La prova dell’esportazione (alla base del regime di non imponibilità Iva) va fornita da ambedue gli operatori nazionali, ossia dal primo cedente (IT1) e dal cessionario/secondo cedente (IT2). Mentre per quest’ultimo soggetto – che è il vero esportatore – la prova è rappresentata dal messaggio elettronico «risultati di uscita», registrato sul sistema doganale Aida, per il primo operatore, come confermato al paragrafo 4 della nota delle dogane 3945/2007, restano invariate le modalità ordinarie e, quindi, è necessaria l’apposizione del visto doganale sulla fattura presentata all’atto dell’esportazione e la successiva integrazione con la menzione dell’uscita dei beni dal territorio dell’Ue.
Al posto dell’integrazione, il primo fornitore può esibire copia del documento doganale d’esportazione, intestato al promotore e contenente il riferimento alla triangolazione, unitamente alla stampa del messaggio di uscita; procedura che, però, presenta possibili problemi di riservatezza, visto che IT1 verrebbe a conoscenza del destinatario dell’esportazione (il cliente di IT2). In ogni caso, entrambi i procedimenti prevedono la presentazione in dogana della fattura del primo cedente il quale, tuttavia, dal primo gennaio, può presentare solamente una copia cartacea della fattura elettronica, copia che, però, non è la vera fattura che è quella in formato elettronico.

Elenco disponibile
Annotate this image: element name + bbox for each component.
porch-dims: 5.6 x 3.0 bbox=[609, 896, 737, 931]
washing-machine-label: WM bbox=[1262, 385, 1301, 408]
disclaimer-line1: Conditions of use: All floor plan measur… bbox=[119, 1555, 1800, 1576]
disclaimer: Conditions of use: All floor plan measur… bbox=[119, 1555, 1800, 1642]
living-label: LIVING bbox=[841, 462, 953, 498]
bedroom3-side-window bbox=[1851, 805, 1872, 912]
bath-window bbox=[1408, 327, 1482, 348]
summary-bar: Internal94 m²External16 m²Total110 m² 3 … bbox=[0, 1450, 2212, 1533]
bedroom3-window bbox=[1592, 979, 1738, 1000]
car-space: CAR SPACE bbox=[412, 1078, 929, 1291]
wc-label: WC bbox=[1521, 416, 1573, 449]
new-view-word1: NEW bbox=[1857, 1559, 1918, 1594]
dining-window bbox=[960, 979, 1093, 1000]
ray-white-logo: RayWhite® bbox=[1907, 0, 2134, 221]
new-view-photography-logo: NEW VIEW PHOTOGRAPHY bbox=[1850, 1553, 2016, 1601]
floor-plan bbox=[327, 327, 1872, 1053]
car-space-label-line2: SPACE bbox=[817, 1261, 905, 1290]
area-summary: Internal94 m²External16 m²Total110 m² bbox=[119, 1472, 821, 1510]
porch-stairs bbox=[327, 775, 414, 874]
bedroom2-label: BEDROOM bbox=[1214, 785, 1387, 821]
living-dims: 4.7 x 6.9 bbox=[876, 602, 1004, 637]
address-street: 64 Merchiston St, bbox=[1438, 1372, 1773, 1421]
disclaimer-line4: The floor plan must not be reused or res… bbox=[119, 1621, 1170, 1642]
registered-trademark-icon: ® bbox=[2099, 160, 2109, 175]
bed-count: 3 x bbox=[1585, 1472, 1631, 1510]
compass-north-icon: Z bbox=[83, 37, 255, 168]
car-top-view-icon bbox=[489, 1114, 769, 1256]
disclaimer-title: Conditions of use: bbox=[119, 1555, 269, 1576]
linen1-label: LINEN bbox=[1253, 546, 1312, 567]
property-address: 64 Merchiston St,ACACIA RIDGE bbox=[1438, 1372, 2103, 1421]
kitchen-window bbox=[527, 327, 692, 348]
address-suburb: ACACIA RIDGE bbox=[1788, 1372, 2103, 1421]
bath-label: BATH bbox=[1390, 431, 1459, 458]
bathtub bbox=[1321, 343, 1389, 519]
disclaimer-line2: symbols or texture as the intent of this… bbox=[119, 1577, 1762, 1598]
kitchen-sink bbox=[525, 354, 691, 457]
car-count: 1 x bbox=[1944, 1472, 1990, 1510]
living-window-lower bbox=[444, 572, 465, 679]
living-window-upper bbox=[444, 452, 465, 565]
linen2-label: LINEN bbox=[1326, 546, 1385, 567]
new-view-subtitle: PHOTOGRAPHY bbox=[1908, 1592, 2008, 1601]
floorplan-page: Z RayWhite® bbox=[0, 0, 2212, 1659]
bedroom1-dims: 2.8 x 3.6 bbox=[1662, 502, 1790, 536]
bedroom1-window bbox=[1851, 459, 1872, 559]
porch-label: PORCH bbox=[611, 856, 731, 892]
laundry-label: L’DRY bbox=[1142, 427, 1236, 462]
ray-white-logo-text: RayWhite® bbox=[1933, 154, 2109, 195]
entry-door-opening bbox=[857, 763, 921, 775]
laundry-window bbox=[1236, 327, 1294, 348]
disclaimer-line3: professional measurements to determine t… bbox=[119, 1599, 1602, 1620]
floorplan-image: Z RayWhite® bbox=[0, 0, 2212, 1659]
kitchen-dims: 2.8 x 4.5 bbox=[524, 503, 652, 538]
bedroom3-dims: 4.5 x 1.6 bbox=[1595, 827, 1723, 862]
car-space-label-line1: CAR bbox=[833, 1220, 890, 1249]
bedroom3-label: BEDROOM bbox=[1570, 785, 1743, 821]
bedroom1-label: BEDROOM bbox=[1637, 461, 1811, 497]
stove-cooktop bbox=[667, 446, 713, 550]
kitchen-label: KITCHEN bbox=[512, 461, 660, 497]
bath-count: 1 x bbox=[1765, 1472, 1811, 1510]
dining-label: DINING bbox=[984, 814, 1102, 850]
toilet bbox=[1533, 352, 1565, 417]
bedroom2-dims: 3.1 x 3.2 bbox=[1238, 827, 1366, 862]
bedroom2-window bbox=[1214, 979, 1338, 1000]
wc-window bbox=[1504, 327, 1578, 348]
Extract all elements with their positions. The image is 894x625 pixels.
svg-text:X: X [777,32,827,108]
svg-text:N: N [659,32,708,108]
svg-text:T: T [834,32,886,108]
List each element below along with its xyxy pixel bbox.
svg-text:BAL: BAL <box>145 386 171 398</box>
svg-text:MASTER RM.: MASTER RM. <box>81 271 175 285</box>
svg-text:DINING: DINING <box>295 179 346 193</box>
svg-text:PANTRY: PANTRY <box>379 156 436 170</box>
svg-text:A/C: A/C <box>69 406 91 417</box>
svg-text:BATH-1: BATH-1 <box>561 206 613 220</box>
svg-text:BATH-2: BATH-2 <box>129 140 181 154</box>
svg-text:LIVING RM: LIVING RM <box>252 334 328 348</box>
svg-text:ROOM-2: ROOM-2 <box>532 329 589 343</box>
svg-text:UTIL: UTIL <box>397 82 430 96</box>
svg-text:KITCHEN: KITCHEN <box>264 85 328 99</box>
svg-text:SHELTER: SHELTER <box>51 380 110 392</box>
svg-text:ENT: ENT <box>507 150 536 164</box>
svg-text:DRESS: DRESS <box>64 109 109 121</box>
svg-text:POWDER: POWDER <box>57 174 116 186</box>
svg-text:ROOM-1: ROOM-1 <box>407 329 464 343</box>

Compiti da svolgere
**1)** Secondo il brano proposto sulla prova dell'esportazione, che cosa costituisce la prova per il cessionario/secondo cedente?
**2)** Ripeti senza modifiche il tratto dell'elenco che va dalla sua prima riga fino alla riga che contiene "dining-window bbox=[960, 979, 1093, 1000]", compresa.

Risposte svolte
**1)** Il messaggio elettronico «risultati di uscita», registrato sul sistema doganale Aida.

**2)**
Annotate this image: element name + bbox for each component.
porch-dims: 5.6 x 3.0 bbox=[609, 896, 737, 931]
washing-machine-label: WM bbox=[1262, 385, 1301, 408]
disclaimer-line1: Conditions of use: All floor plan measur… bbox=[119, 1555, 1800, 1576]
disclaimer: Conditions of use: All floor plan measur… bbox=[119, 1555, 1800, 1642]
living-label: LIVING bbox=[841, 462, 953, 498]
bedroom3-side-window bbox=[1851, 805, 1872, 912]
bath-window bbox=[1408, 327, 1482, 348]
summary-bar: Internal94 m²External16 m²Total110 m² 3 … bbox=[0, 1450, 2212, 1533]
bedroom3-window bbox=[1592, 979, 1738, 1000]
car-space: CAR SPACE bbox=[412, 1078, 929, 1291]
wc-label: WC bbox=[1521, 416, 1573, 449]
new-view-word1: NEW bbox=[1857, 1559, 1918, 1594]
dining-window bbox=[960, 979, 1093, 1000]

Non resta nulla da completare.